### THE PROBLEM
Please transcribe the records precisely; pictures stay out of your copy.
----------
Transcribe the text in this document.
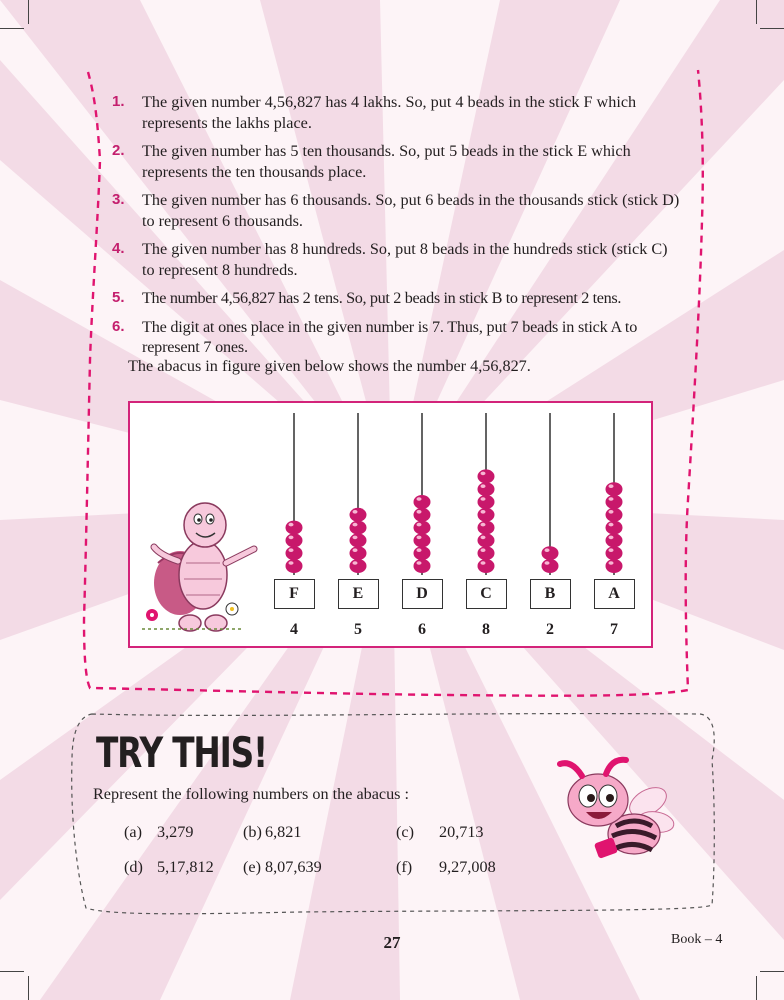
1. The given number 4,56,827 has 4 lakhs. So, put 4 beads in the stick F which represents the lakhs place.
2. The given number has 5 ten thousands. So, put 5 beads in the stick E which represents the ten thousands place.
3. The given number has 6 thousands. So, put 6 beads in the thousands stick (stick D) to represent 6 thousands.
4. The given number has 8 hundreds. So, put 8 beads in the hundreds stick (stick C) to represent 8 hundreds.
5. The number 4,56,827 has 2 tens. So, put 2 beads in stick B to represent 2 tens.
6. The digit at ones place in the given number is 7. Thus, put 7 beads in stick A to represent 7 ones.
The abacus in figure given below shows the number 4,56,827.
F
4
E
5
D
6
C
8
B
2
A
7
TRY THIS!
Represent the following numbers on the abacus :
(a) 3,279	(b) 6,821	(c) 20,713
(d) 5,17,812 (e) 8,07,639	(f) 9,27,008
27	Book – 4
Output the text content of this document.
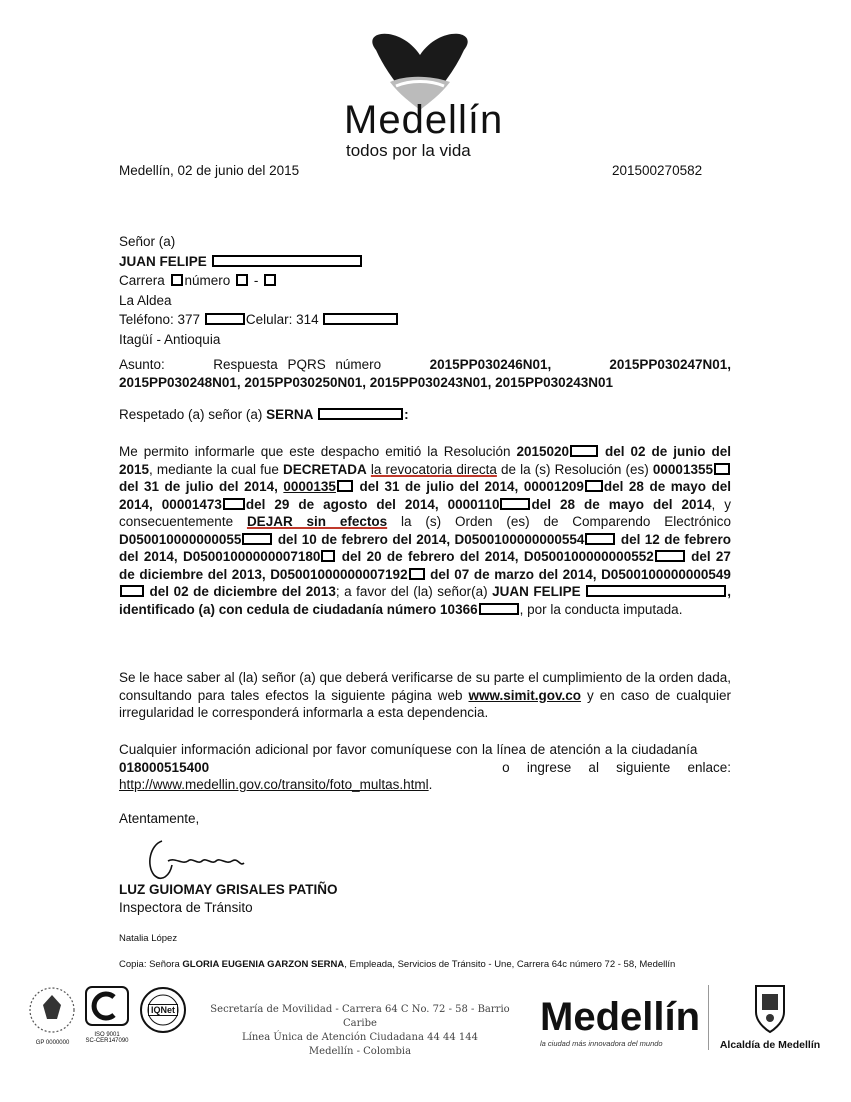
Medellín
todos por la vida
Medellín, 02 de junio del 2015	201500270582
Señor (a)
JUAN FELIPE
Carrera número  -
La Aldea
Teléfono: 377	Celular: 314
Itagüí - Antioquia
Asunto:	Respuesta PQRS número	2015PP030246N01,	2015PP030247N01, 2015PP030248N01, 2015PP030250N01, 2015PP030243N01, 2015PP030243N01
Respetado (a) señor (a) SERNA	:
Me permito informarle que este despacho emitió la Resolución 2015020	del 02 de junio del 2015, mediante la cual fue DECRETADA la revocatoria directa de la (s) Resolución (es) 00001355 del 31 de julio del 2014, 0000135 del 31 de julio del 2014, 00001209 del 28 de mayo del 2014, 00001473 del 29 de agosto del 2014, 0000110 del 28 de mayo del 2014, y consecuentemente DEJAR sin efectos la (s) Orden (es) de Comparendo Electrónico D050010000000055	del 10 de febrero del 2014, D0500100000000554	del 12 de febrero del 2014, D05001000000007180 del 20 de febrero del 2014, D0500100000000552	del 27 de diciembre del 2013, D05001000000007192 del 07 de marzo del 2014, D0500100000000549 del 02 de diciembre del 2013; a favor del (la) señor(a) JUAN FELIPE	, identificado (a) con cedula de ciudadanía número 10366	, por la conducta imputada.
Se le hace saber al (la) señor (a) que deberá verificarse de su parte el cumplimiento de la orden dada, consultando para tales efectos la siguiente página web www.simit.gov.co y en caso de cualquier irregularidad le corresponderá informarla a esta dependencia.
Cualquier información adicional por favor comuníquese con la línea de atención a la ciudadanía         018000515400	o ingrese al siguiente enlace: http://www.medellin.gov.co/transito/foto_multas.html.
Atentamente,
LUZ GUIOMAY GRISALES PATIÑO
Inspectora de Tránsito
Natalia López
Copia: Señora GLORIA EUGENIA GARZON SERNA, Empleada, Servicios de Tránsito - Une, Carrera 64c número 72 - 58, Medellín
GP 0000000
ISO 9001
SC-CER147090
IQNet	Secretaría de Movilidad - Carrera 64 C No. 72 - 58 - Barrio Caribe
Línea Única de Atención Ciudadana 44 44 144
Medellín - Colombia
Medellín
la ciudad más innovadora del mundo	Alcaldía de Medellín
----------
### TASK RESPONSE
Transcribe the text in this document.
1. The given number 4,56,827 has 4 lakhs. So, put 4 beads in the stick F which represents the lakhs place.
2. The given number has 5 ten thousands. So, put 5 beads in the stick E which represents the ten thousands place.
3. The given number has 6 thousands. So, put 6 beads in the thousands stick (stick D) to represent 6 thousands.
4. The given number has 8 hundreds. So, put 8 beads in the hundreds stick (stick C) to represent 8 hundreds.
5. The number 4,56,827 has 2 tens. So, put 2 beads in stick B to represent 2 tens.
6. The digit at ones place in the given number is 7. Thus, put 7 beads in stick A to represent 7 ones.
The abacus in figure given below shows the number 4,56,827.
F
4
E
5
D
6
C
8
B
2
A
7
TRY THIS!
Represent the following numbers on the abacus :
(a) 3,279	(b) 6,821	(c) 20,713
(d) 5,17,812 (e) 8,07,639	(f) 9,27,008
27	Book – 4
Output the text content of this document.
Medellín
todos por la vida
Medellín, 02 de junio del 2015	201500270582
Señor (a)
JUAN FELIPE
Carrera número  -
La Aldea
Teléfono: 377	Celular: 314
Itagüí - Antioquia
Asunto:	Respuesta PQRS número	2015PP030246N01,	2015PP030247N01, 2015PP030248N01, 2015PP030250N01, 2015PP030243N01, 2015PP030243N01
Respetado (a) señor (a) SERNA	:
Me permito informarle que este despacho emitió la Resolución 2015020	del 02 de junio del 2015, mediante la cual fue DECRETADA la revocatoria directa de la (s) Resolución (es) 00001355 del 31 de julio del 2014, 0000135 del 31 de julio del 2014, 00001209 del 28 de mayo del 2014, 00001473 del 29 de agosto del 2014, 0000110 del 28 de mayo del 2014, y consecuentemente DEJAR sin efectos la (s) Orden (es) de Comparendo Electrónico D050010000000055	del 10 de febrero del 2014, D0500100000000554	del 12 de febrero del 2014, D05001000000007180 del 20 de febrero del 2014, D0500100000000552	del 27 de diciembre del 2013, D05001000000007192 del 07 de marzo del 2014, D0500100000000549 del 02 de diciembre del 2013; a favor del (la) señor(a) JUAN FELIPE	, identificado (a) con cedula de ciudadanía número 10366	, por la conducta imputada.
Se le hace saber al (la) señor (a) que deberá verificarse de su parte el cumplimiento de la orden dada, consultando para tales efectos la siguiente página web www.simit.gov.co y en caso de cualquier irregularidad le corresponderá informarla a esta dependencia.
Cualquier información adicional por favor comuníquese con la línea de atención a la ciudadanía         018000515400	o ingrese al siguiente enlace: http://www.medellin.gov.co/transito/foto_multas.html.
Atentamente,
LUZ GUIOMAY GRISALES PATIÑO
Inspectora de Tránsito
Natalia López
Copia: Señora GLORIA EUGENIA GARZON SERNA, Empleada, Servicios de Tránsito - Une, Carrera 64c número 72 - 58, Medellín
GP 0000000
ISO 9001
SC-CER147090
IQNet	Secretaría de Movilidad - Carrera 64 C No. 72 - 58 - Barrio Caribe
Línea Única de Atención Ciudadana 44 44 144
Medellín - Colombia
Medellín
la ciudad más innovadora del mundo	Alcaldía de Medellín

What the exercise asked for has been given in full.